— WORK TO COMPLETE —
Restate the data below word for word. Skip any images it contains.

— Part of a data file —

┄┄┄┄┄┄

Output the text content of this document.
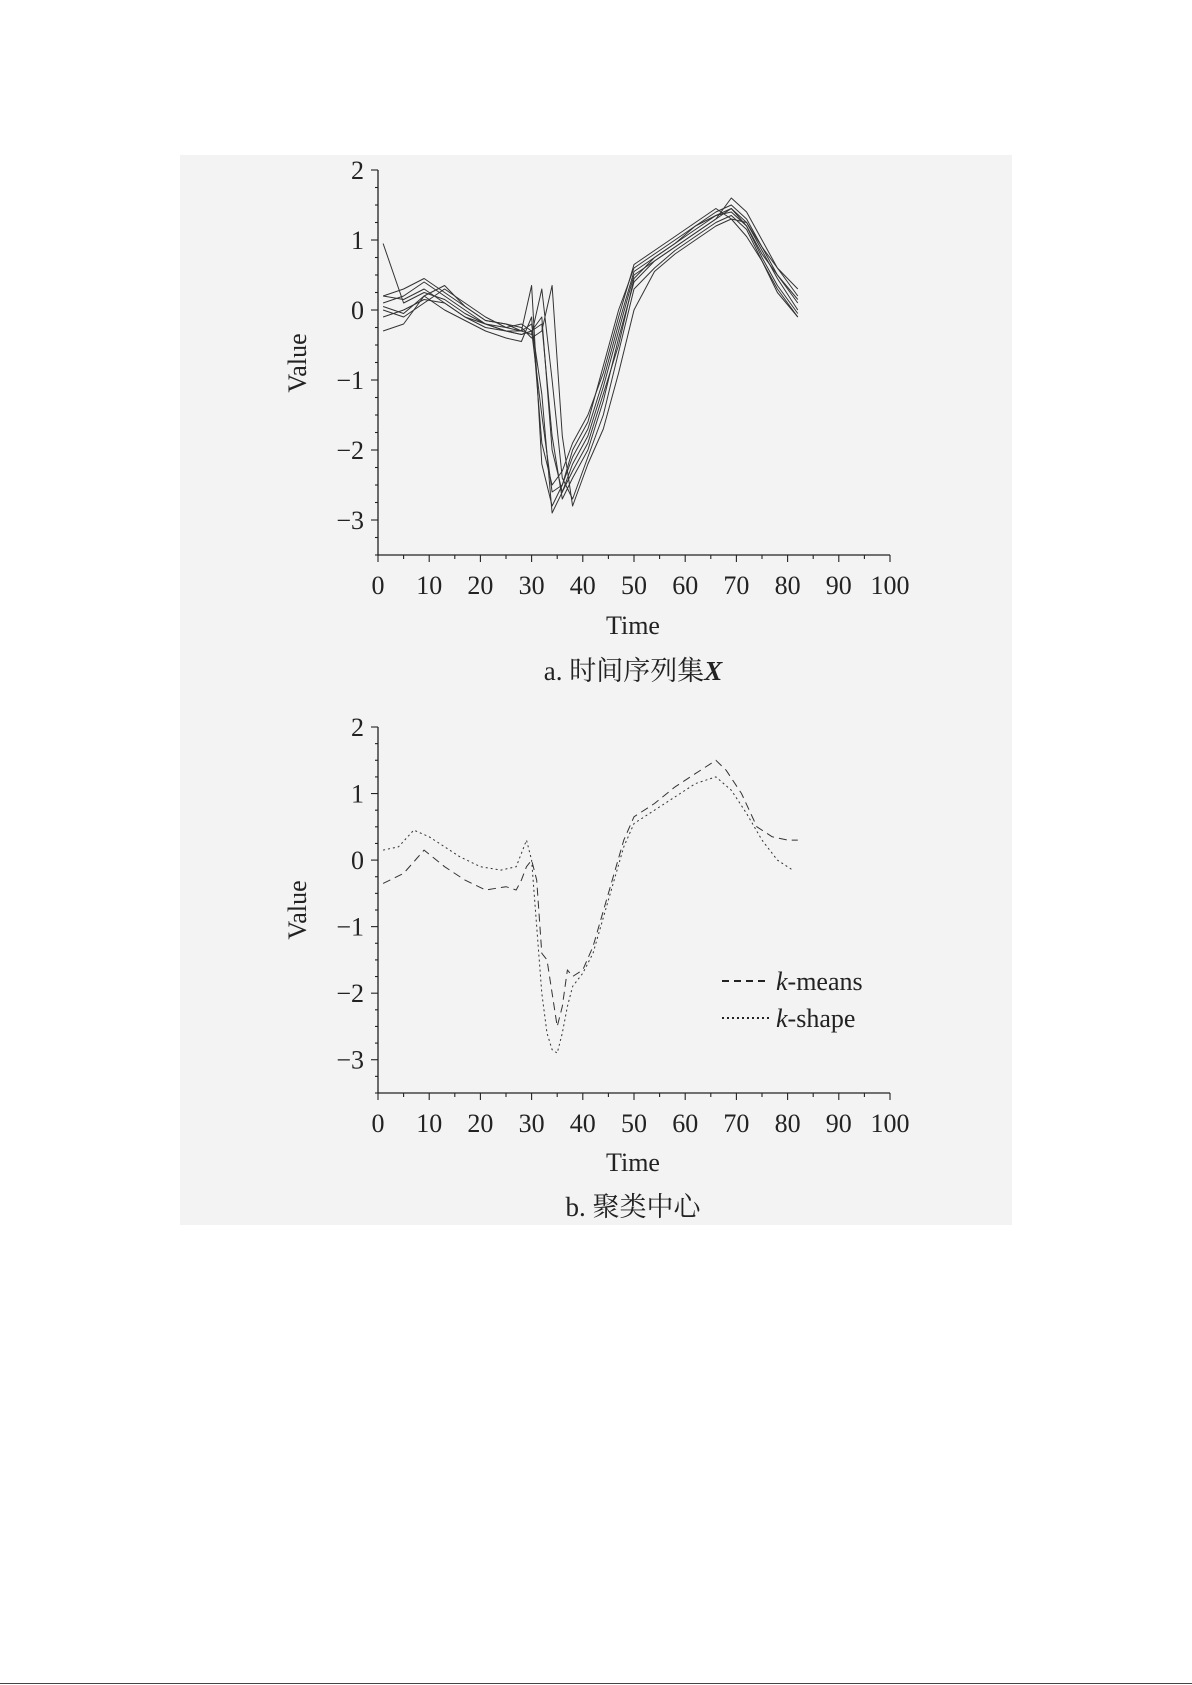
2
1
0
−1
−2
−3
0 10 20 30 40 50 60 70 80 90 100
Value
Time
a. 时间序列集X
2
1
0
−1
−2
−3
0 10 20 30 40 50 60 70 80 90 100
Value
Time
b. 聚类中心
k-means
k-shape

┄┄┄┄┄┄

— ANSWER FOR THIS EXERCISE —
Output the text content of this document.
2
1
0
−1
−2
−3
0 10 20 30 40 50 60 70 80 90 100
Value
Time
a. 时间序列集X
2
1
0
−1
−2
−3
0 10 20 30 40 50 60 70 80 90 100
Value
Time
b. 聚类中心
k-means
k-shape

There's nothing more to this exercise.